● What the task asks
Determine which lines of the records include the word "this", and copy them.

-- -- --

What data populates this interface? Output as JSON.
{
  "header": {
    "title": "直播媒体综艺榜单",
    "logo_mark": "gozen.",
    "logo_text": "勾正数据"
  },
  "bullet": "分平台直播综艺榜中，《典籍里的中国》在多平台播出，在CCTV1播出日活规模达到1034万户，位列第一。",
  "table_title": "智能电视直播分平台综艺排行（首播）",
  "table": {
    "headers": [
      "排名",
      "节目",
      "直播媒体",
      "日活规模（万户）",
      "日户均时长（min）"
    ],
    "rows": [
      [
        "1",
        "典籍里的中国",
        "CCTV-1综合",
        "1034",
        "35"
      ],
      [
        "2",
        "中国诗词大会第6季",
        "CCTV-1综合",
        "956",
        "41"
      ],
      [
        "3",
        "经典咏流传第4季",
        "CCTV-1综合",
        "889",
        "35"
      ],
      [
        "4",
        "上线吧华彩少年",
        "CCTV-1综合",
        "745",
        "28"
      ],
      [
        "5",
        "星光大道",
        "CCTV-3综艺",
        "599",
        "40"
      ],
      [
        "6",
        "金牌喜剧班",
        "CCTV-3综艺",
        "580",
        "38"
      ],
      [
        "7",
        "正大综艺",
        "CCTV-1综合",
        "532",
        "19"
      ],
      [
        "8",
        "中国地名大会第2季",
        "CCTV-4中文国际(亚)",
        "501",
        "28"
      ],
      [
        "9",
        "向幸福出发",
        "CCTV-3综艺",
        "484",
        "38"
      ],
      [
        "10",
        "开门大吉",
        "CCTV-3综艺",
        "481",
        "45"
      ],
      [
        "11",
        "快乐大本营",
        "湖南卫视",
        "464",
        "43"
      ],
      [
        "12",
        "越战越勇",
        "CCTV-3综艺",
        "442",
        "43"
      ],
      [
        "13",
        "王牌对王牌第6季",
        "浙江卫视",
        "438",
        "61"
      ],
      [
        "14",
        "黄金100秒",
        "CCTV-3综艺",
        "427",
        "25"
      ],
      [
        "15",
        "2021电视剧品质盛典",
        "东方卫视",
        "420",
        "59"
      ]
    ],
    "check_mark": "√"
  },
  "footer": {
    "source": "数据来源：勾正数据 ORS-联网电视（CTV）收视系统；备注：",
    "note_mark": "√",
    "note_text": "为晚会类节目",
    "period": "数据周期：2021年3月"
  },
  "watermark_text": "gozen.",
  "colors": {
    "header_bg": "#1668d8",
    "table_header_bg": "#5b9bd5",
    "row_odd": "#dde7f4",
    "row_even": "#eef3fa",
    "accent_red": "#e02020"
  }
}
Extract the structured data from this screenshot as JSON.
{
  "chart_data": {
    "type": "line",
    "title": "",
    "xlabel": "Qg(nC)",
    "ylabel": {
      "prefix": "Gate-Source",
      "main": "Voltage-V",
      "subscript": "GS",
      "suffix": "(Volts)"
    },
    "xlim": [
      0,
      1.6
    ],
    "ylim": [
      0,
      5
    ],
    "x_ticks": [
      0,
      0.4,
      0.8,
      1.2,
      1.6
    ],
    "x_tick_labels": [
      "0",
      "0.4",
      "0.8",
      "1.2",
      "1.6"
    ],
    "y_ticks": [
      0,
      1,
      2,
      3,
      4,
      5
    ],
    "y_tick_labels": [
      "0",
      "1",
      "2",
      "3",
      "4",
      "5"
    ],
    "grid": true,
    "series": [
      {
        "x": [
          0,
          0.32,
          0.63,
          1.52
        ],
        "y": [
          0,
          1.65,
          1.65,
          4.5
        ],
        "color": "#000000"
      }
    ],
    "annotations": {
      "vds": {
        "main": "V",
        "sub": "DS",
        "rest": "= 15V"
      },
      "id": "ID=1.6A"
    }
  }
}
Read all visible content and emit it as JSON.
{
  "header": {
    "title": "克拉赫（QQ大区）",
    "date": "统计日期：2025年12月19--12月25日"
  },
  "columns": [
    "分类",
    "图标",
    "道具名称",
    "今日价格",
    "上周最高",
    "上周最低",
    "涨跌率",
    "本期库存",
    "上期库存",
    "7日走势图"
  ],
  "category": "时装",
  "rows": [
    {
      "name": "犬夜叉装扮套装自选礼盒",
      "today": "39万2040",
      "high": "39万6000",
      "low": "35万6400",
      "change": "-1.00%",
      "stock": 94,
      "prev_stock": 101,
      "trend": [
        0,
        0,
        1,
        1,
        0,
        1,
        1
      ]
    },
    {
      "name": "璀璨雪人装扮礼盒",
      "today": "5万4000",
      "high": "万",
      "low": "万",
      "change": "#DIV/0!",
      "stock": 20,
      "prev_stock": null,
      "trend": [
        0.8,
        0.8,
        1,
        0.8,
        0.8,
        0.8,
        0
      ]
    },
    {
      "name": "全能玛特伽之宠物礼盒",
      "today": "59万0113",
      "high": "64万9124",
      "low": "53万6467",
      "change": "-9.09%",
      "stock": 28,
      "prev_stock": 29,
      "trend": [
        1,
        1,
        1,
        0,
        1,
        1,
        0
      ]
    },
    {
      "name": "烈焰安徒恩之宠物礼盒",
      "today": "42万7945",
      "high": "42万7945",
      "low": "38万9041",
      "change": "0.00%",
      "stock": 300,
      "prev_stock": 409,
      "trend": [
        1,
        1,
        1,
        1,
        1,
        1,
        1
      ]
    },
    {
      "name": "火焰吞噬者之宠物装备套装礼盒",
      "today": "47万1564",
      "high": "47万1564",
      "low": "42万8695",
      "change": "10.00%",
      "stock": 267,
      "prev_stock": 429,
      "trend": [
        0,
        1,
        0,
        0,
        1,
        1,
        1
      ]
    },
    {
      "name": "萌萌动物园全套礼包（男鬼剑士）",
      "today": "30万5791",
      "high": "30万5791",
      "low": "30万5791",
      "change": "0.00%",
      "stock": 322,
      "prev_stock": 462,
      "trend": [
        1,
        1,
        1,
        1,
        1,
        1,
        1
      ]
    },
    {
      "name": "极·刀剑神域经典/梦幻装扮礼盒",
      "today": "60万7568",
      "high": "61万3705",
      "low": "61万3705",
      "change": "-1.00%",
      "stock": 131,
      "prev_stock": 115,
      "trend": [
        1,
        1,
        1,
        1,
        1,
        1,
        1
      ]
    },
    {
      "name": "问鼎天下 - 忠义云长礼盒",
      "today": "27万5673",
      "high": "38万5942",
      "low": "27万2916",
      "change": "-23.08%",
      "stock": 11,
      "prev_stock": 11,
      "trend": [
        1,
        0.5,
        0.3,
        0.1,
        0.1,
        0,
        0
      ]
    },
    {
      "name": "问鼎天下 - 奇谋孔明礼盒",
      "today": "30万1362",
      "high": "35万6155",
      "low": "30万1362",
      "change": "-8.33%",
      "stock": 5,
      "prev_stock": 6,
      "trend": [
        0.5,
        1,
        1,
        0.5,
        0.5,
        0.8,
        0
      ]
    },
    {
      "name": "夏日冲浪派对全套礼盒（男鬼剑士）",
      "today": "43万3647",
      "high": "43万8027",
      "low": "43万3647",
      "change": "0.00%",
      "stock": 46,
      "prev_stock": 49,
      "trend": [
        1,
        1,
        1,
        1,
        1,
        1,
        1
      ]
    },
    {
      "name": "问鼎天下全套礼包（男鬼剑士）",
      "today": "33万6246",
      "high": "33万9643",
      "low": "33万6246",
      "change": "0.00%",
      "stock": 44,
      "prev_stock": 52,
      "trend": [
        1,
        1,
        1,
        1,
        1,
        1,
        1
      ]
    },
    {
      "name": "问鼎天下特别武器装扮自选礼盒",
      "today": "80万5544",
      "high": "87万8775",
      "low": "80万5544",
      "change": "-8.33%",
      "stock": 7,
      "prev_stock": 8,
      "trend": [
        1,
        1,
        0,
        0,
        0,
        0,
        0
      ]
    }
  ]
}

-- -- --

● Correct answer
What data populates this interface? Output as JSON.
Extract the structured data from this screenshot as JSON.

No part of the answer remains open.